Identify the lines that include the word "sort", then copy all of them.
##### MATERIAL PROVIDED #####
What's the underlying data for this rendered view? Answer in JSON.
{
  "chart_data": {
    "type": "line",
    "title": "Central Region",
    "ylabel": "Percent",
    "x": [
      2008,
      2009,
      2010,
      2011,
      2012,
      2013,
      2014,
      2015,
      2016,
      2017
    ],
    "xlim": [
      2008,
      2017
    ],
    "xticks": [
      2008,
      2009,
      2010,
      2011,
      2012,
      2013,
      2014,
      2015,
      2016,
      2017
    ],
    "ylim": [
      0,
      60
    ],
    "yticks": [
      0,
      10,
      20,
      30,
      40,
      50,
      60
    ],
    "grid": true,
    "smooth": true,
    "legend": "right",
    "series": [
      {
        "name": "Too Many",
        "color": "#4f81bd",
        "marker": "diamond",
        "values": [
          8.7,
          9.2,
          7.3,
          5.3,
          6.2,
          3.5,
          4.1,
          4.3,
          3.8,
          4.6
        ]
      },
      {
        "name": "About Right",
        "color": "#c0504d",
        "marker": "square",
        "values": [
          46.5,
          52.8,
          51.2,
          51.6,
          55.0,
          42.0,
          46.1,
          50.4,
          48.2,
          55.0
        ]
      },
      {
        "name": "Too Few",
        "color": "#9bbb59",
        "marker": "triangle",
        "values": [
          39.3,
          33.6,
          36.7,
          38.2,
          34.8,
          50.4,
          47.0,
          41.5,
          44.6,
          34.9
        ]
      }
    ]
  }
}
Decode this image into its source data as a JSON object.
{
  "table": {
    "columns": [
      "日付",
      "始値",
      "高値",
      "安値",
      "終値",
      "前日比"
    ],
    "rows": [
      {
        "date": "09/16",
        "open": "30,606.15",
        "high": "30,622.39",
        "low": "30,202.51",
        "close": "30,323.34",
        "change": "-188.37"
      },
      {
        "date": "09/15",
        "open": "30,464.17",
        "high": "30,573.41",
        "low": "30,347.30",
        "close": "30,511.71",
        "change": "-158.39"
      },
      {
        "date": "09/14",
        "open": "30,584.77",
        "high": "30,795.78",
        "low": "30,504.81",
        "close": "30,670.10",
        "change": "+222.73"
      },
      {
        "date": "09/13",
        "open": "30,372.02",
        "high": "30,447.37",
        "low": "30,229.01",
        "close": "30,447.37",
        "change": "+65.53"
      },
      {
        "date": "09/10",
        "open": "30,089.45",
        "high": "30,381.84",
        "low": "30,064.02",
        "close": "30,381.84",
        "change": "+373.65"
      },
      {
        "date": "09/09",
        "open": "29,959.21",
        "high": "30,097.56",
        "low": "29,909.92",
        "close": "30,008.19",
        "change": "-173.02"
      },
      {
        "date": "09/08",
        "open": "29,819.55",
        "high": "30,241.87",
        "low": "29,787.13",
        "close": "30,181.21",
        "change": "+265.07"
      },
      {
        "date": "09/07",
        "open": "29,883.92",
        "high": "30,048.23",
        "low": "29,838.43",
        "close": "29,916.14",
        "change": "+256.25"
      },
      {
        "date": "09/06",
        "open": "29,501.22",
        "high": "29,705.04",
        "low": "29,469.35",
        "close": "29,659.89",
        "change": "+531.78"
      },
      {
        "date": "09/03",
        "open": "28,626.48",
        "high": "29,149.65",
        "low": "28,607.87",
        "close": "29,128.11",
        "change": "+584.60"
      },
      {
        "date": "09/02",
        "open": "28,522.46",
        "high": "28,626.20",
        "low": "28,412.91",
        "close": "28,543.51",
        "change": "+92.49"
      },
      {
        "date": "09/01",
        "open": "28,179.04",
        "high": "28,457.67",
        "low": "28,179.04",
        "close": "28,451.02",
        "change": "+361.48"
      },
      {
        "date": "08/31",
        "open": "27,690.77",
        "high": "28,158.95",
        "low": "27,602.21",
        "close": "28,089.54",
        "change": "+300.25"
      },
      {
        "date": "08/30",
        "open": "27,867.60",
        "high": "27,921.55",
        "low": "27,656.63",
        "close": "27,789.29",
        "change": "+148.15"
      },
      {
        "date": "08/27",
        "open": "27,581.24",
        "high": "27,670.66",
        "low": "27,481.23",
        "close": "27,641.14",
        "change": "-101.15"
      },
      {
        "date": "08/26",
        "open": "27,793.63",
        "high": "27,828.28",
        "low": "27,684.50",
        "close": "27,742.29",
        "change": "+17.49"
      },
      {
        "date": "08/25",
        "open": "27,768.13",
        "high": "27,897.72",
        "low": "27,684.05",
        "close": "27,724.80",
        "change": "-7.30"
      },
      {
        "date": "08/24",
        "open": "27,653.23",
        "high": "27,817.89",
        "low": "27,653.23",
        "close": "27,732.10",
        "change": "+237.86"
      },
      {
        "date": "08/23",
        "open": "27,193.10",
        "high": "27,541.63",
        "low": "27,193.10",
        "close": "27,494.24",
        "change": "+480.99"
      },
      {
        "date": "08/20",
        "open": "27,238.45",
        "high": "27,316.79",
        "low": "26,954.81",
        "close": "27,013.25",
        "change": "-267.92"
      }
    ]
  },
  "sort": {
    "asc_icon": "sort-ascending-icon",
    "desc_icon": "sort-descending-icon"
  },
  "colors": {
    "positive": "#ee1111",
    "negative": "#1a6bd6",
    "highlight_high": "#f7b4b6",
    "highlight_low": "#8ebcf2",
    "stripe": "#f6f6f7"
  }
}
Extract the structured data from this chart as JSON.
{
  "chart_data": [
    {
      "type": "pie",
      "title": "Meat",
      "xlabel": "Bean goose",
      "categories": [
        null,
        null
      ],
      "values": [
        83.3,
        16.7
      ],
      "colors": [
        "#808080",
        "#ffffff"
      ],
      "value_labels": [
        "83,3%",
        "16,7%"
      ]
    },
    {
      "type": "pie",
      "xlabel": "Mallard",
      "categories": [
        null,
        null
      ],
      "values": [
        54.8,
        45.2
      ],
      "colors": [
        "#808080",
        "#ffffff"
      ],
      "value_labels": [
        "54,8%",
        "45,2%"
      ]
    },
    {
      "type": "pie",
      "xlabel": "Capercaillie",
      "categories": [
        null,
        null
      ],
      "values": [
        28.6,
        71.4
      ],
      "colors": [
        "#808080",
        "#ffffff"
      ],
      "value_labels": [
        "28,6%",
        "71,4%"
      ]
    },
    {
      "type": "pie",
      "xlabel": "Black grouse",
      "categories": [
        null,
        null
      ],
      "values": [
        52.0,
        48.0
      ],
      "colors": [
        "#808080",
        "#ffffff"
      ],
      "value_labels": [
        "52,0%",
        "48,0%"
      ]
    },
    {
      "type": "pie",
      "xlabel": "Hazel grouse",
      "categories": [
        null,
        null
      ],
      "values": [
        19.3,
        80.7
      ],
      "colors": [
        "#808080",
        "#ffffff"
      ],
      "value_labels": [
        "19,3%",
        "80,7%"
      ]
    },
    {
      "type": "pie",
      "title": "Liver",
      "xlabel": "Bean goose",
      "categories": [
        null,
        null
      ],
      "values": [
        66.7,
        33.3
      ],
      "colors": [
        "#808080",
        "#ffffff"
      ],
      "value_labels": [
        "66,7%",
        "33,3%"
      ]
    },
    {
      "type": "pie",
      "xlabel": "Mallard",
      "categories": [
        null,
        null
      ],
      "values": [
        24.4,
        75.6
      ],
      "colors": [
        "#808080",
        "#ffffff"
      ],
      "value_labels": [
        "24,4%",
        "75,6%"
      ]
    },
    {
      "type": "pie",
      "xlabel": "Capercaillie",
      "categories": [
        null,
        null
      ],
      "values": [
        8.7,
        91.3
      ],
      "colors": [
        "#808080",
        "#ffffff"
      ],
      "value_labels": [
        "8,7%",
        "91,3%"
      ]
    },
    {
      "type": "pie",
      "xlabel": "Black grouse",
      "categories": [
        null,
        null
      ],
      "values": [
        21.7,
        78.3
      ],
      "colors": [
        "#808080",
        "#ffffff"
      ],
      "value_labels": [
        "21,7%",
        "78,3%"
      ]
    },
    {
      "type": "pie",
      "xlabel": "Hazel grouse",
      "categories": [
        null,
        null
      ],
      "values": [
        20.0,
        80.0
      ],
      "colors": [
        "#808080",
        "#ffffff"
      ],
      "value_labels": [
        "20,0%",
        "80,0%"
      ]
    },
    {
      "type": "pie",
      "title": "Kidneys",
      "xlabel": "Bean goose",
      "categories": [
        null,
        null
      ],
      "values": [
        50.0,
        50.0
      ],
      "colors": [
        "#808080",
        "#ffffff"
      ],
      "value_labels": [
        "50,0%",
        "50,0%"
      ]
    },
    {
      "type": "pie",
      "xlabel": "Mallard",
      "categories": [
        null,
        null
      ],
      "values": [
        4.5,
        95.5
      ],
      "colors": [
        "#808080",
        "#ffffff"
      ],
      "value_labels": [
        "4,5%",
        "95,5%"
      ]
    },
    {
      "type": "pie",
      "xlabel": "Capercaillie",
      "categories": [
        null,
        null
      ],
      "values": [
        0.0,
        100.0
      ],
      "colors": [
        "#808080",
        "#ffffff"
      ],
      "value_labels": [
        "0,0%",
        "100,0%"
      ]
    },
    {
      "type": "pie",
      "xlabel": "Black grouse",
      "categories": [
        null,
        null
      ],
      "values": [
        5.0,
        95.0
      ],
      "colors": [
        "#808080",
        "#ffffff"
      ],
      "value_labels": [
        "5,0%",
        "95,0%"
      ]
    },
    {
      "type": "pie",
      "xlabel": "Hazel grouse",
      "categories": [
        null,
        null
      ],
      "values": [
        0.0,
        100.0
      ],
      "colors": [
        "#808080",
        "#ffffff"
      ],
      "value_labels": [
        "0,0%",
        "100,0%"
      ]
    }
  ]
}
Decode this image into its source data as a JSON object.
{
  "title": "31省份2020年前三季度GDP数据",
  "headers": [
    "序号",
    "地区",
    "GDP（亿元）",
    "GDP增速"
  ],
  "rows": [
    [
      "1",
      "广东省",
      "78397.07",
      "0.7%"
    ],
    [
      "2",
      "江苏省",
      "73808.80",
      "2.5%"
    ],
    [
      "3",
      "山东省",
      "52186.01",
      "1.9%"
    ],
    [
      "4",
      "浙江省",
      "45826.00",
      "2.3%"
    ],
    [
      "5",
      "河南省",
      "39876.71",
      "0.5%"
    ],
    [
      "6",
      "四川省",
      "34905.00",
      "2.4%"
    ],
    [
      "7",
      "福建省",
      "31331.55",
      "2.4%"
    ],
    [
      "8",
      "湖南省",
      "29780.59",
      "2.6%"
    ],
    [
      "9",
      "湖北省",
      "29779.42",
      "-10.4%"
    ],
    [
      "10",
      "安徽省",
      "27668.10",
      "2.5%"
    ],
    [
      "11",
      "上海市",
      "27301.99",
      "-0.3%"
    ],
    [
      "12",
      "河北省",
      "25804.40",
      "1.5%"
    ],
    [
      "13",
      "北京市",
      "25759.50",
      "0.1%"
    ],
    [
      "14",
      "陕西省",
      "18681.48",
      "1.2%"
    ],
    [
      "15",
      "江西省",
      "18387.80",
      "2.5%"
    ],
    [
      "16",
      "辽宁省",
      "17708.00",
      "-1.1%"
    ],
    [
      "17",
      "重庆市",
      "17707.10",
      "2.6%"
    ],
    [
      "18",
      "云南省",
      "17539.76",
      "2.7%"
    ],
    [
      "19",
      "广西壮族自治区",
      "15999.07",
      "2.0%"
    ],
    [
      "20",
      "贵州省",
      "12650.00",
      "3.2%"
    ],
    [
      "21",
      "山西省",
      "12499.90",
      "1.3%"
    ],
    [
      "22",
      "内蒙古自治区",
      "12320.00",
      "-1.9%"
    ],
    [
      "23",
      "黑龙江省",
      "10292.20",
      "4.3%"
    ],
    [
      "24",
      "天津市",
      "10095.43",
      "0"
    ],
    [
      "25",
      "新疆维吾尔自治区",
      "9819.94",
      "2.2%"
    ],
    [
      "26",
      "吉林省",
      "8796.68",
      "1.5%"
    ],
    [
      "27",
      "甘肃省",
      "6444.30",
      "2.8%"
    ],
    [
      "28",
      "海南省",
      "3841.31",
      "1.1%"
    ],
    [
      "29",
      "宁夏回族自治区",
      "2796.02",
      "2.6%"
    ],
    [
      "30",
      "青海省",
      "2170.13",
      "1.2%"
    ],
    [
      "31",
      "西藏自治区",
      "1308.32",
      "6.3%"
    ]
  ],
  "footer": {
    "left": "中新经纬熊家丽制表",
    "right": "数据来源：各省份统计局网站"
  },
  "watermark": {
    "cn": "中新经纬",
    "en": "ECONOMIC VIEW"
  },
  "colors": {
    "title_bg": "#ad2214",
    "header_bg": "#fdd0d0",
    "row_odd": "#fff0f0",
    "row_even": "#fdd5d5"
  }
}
#####
* WORKED SOLUTION
  "sort": {
    "asc_icon": "sort-ascending-icon",
    "desc_icon": "sort-descending-icon"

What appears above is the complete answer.